Without including any pictures, copy each entry below exactly.
----
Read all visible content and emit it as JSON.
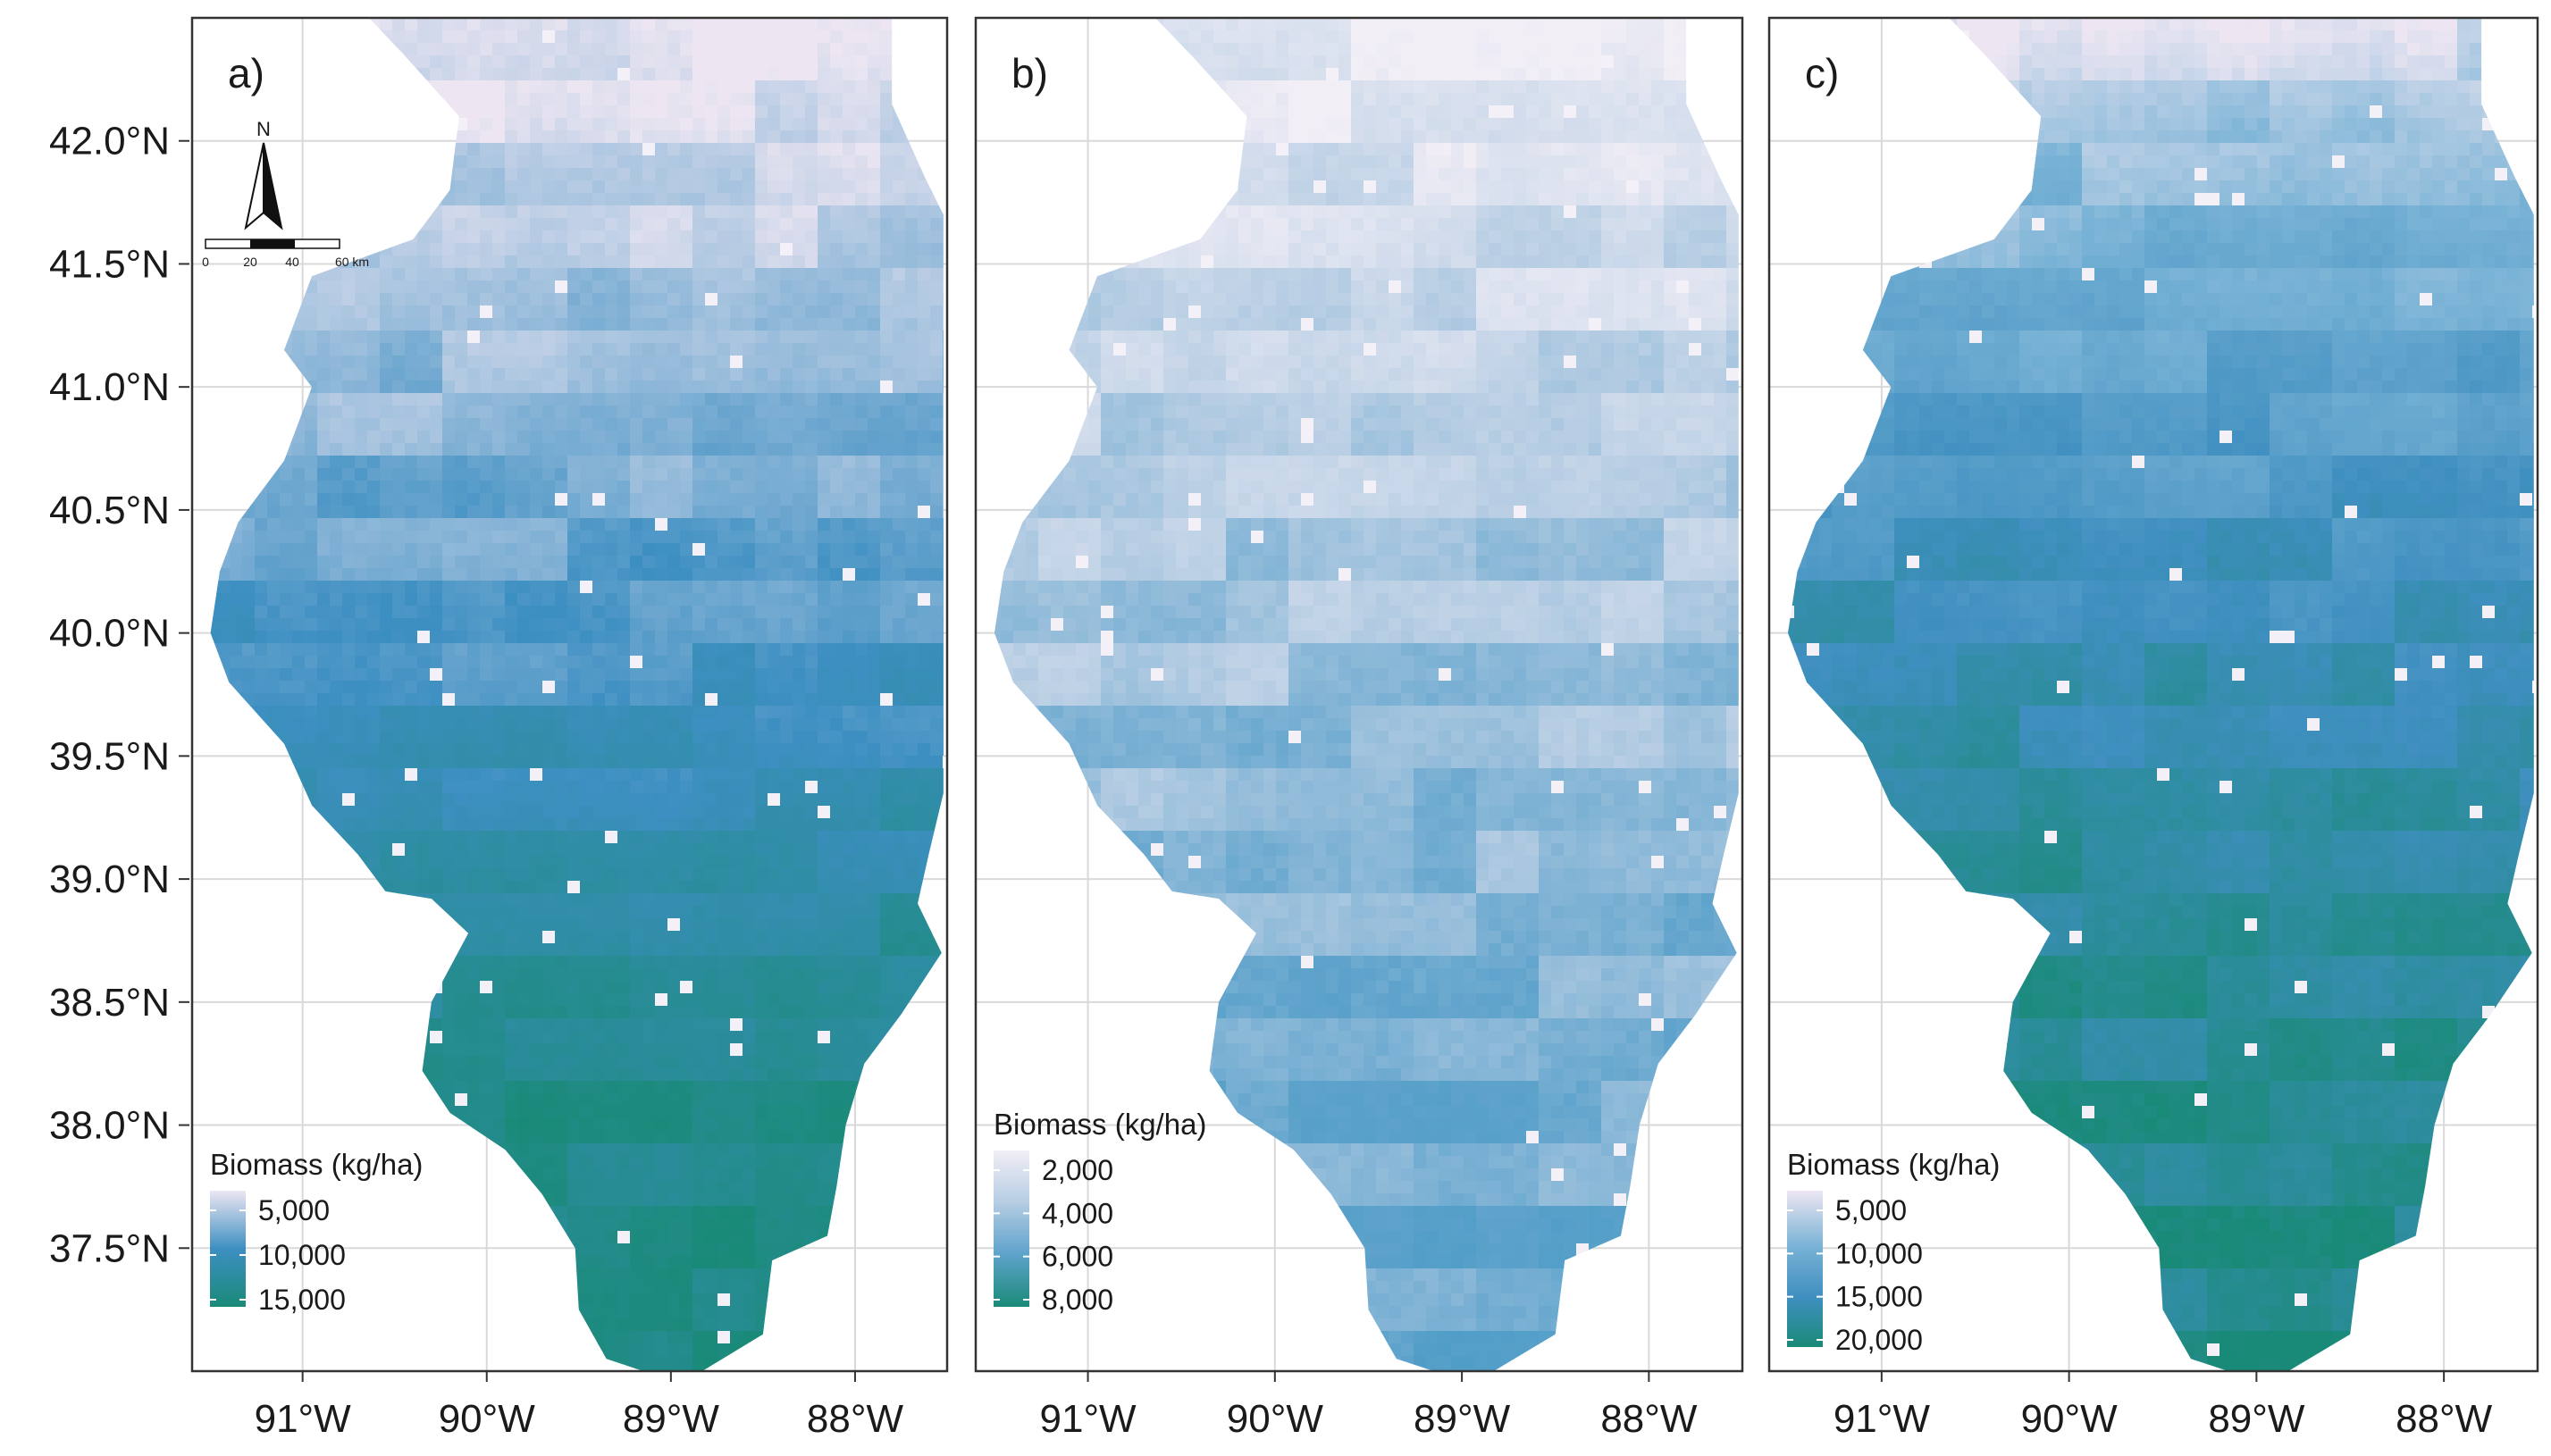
{
  "figure": {
    "panels": [
      {
        "label": "a)",
        "legend": {
          "title": "Biomass (kg/ha)",
          "ticks": [
            "5,000",
            "10,000",
            "15,000"
          ],
          "colors": [
            "#ede6f2",
            "#3d8fc2",
            "#1a8a78"
          ]
        },
        "show_north_arrow": true,
        "show_scale_bar": true,
        "gradient_level": [
          0.05,
          0.15,
          0.25,
          0.35,
          0.45,
          0.55,
          0.7,
          0.82,
          0.92,
          0.96,
          0.98
        ]
      },
      {
        "label": "b)",
        "legend": {
          "title": "Biomass (kg/ha)",
          "ticks": [
            "2,000",
            "4,000",
            "6,000",
            "8,000"
          ],
          "colors": [
            "#f2eef6",
            "#b6cde3",
            "#5fa3cc",
            "#3c96c1",
            "#1a8a78"
          ]
        },
        "show_north_arrow": false,
        "show_scale_bar": false,
        "gradient_level": [
          0.08,
          0.15,
          0.22,
          0.28,
          0.33,
          0.38,
          0.42,
          0.46,
          0.5,
          0.52,
          0.55
        ]
      },
      {
        "label": "c)",
        "legend": {
          "title": "Biomass (kg/ha)",
          "ticks": [
            "5,000",
            "10,000",
            "15,000",
            "20,000"
          ],
          "colors": [
            "#ede6f2",
            "#7ab3d6",
            "#3f8fc0",
            "#1a8a78"
          ]
        },
        "show_north_arrow": false,
        "show_scale_bar": false,
        "gradient_level": [
          0.1,
          0.3,
          0.45,
          0.58,
          0.7,
          0.78,
          0.85,
          0.9,
          0.94,
          0.96,
          0.98
        ]
      }
    ],
    "y_axis_labels": [
      "42.0°N",
      "41.5°N",
      "41.0°N",
      "40.5°N",
      "40.0°N",
      "39.5°N",
      "39.0°N",
      "38.5°N",
      "38.0°N",
      "37.5°N"
    ],
    "y_axis_values": [
      42.0,
      41.5,
      41.0,
      40.5,
      40.0,
      39.5,
      39.0,
      38.5,
      38.0,
      37.5
    ],
    "x_axis_labels": [
      "91°W",
      "90°W",
      "89°W",
      "88°W"
    ],
    "x_axis_values": [
      -91,
      -90,
      -89,
      -88
    ],
    "lon_range": [
      -91.6,
      -87.5
    ],
    "lat_range": [
      37.0,
      42.5
    ],
    "north_arrow_label": "N",
    "scale_bar_labels": [
      "0",
      "20",
      "40",
      "60 km"
    ],
    "colors": {
      "panel_border": "#333333",
      "grid": "#d9d9d9",
      "background": "#ffffff"
    }
  }
}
----
### Answer to this problem
Read all visible content and emit it as JSON.
{
  "figure": {
    "panels": [
      {
        "label": "a)",
        "legend": {
          "title": "Biomass (kg/ha)",
          "ticks": [
            "5,000",
            "10,000",
            "15,000"
          ],
          "colors": [
            "#ede6f2",
            "#3d8fc2",
            "#1a8a78"
          ]
        },
        "show_north_arrow": true,
        "show_scale_bar": true,
        "gradient_level": [
          0.05,
          0.15,
          0.25,
          0.35,
          0.45,
          0.55,
          0.7,
          0.82,
          0.92,
          0.96,
          0.98
        ]
      },
      {
        "label": "b)",
        "legend": {
          "title": "Biomass (kg/ha)",
          "ticks": [
            "2,000",
            "4,000",
            "6,000",
            "8,000"
          ],
          "colors": [
            "#f2eef6",
            "#b6cde3",
            "#5fa3cc",
            "#3c96c1",
            "#1a8a78"
          ]
        },
        "show_north_arrow": false,
        "show_scale_bar": false,
        "gradient_level": [
          0.08,
          0.15,
          0.22,
          0.28,
          0.33,
          0.38,
          0.42,
          0.46,
          0.5,
          0.52,
          0.55
        ]
      },
      {
        "label": "c)",
        "legend": {
          "title": "Biomass (kg/ha)",
          "ticks": [
            "5,000",
            "10,000",
            "15,000",
            "20,000"
          ],
          "colors": [
            "#ede6f2",
            "#7ab3d6",
            "#3f8fc0",
            "#1a8a78"
          ]
        },
        "show_north_arrow": false,
        "show_scale_bar": false,
        "gradient_level": [
          0.1,
          0.3,
          0.45,
          0.58,
          0.7,
          0.78,
          0.85,
          0.9,
          0.94,
          0.96,
          0.98
        ]
      }
    ],
    "y_axis_labels": [
      "42.0°N",
      "41.5°N",
      "41.0°N",
      "40.5°N",
      "40.0°N",
      "39.5°N",
      "39.0°N",
      "38.5°N",
      "38.0°N",
      "37.5°N"
    ],
    "y_axis_values": [
      42.0,
      41.5,
      41.0,
      40.5,
      40.0,
      39.5,
      39.0,
      38.5,
      38.0,
      37.5
    ],
    "x_axis_labels": [
      "91°W",
      "90°W",
      "89°W",
      "88°W"
    ],
    "x_axis_values": [
      -91,
      -90,
      -89,
      -88
    ],
    "lon_range": [
      -91.6,
      -87.5
    ],
    "lat_range": [
      37.0,
      42.5
    ],
    "north_arrow_label": "N",
    "scale_bar_labels": [
      "0",
      "20",
      "40",
      "60 km"
    ],
    "colors": {
      "panel_border": "#333333",
      "grid": "#d9d9d9",
      "background": "#ffffff"
    }
  }
}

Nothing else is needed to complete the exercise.